++++ RECORDS SHOWN
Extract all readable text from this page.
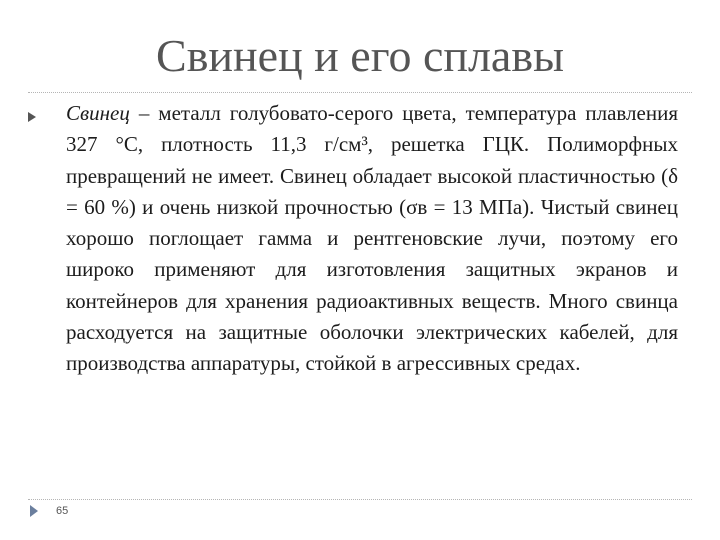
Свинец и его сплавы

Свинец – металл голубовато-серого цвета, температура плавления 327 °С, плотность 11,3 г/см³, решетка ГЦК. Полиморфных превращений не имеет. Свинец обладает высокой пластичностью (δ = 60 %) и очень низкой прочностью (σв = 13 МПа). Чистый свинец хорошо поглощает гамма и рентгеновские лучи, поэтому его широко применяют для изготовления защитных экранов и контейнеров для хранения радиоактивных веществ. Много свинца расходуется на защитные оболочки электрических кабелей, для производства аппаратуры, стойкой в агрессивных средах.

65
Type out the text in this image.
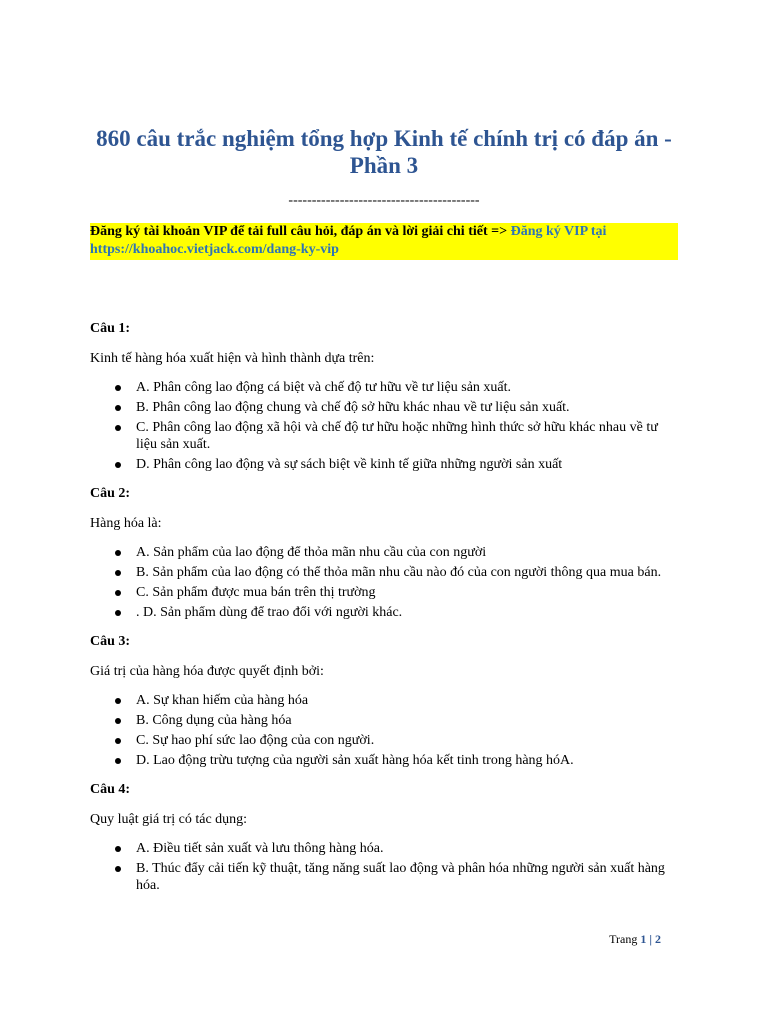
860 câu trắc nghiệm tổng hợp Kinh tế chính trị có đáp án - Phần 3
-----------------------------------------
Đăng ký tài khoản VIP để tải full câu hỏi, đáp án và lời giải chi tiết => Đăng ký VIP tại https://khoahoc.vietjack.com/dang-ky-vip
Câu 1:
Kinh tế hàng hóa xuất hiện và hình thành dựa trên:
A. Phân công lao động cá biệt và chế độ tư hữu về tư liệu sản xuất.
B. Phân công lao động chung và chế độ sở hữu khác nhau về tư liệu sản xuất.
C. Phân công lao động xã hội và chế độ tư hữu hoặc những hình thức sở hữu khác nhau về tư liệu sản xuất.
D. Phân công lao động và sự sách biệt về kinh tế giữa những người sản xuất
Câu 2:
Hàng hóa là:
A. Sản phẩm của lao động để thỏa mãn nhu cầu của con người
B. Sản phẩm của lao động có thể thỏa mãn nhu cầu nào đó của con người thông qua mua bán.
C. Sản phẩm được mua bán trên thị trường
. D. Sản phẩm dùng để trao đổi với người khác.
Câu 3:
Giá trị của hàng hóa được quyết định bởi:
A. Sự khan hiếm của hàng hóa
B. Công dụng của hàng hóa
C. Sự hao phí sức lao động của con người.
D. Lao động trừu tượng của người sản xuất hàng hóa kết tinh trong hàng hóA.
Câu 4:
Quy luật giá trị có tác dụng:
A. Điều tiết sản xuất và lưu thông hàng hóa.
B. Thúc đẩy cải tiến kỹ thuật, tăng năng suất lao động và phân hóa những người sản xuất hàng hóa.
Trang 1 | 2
++++++++
# THE REQUEST:
Write out the records above exactly as they appear, leaving out any pictures.

# RESPONSE BELOW:
Extract all readable text from this page.
Свинец и его сплавы

Свинец – металл голубовато-серого цвета, температура плавления 327 °С, плотность 11,3 г/см³, решетка ГЦК. Полиморфных превращений не имеет. Свинец обладает высокой пластичностью (δ = 60 %) и очень низкой прочностью (σв = 13 МПа). Чистый свинец хорошо поглощает гамма и рентгеновские лучи, поэтому его широко применяют для изготовления защитных экранов и контейнеров для хранения радиоактивных веществ. Много свинца расходуется на защитные оболочки электрических кабелей, для производства аппаратуры, стойкой в агрессивных средах.

65
Type out the text in this image.
860 câu trắc nghiệm tổng hợp Kinh tế chính trị có đáp án - Phần 3
-----------------------------------------
Đăng ký tài khoản VIP để tải full câu hỏi, đáp án và lời giải chi tiết => Đăng ký VIP tại https://khoahoc.vietjack.com/dang-ky-vip
Câu 1:
Kinh tế hàng hóa xuất hiện và hình thành dựa trên:
A. Phân công lao động cá biệt và chế độ tư hữu về tư liệu sản xuất.
B. Phân công lao động chung và chế độ sở hữu khác nhau về tư liệu sản xuất.
C. Phân công lao động xã hội và chế độ tư hữu hoặc những hình thức sở hữu khác nhau về tư liệu sản xuất.
D. Phân công lao động và sự sách biệt về kinh tế giữa những người sản xuất
Câu 2:
Hàng hóa là:
A. Sản phẩm của lao động để thỏa mãn nhu cầu của con người
B. Sản phẩm của lao động có thể thỏa mãn nhu cầu nào đó của con người thông qua mua bán.
C. Sản phẩm được mua bán trên thị trường
. D. Sản phẩm dùng để trao đổi với người khác.
Câu 3:
Giá trị của hàng hóa được quyết định bởi:
A. Sự khan hiếm của hàng hóa
B. Công dụng của hàng hóa
C. Sự hao phí sức lao động của con người.
D. Lao động trừu tượng của người sản xuất hàng hóa kết tinh trong hàng hóA.
Câu 4:
Quy luật giá trị có tác dụng:
A. Điều tiết sản xuất và lưu thông hàng hóa.
B. Thúc đẩy cải tiến kỹ thuật, tăng năng suất lao động và phân hóa những người sản xuất hàng hóa.
Trang 1 | 2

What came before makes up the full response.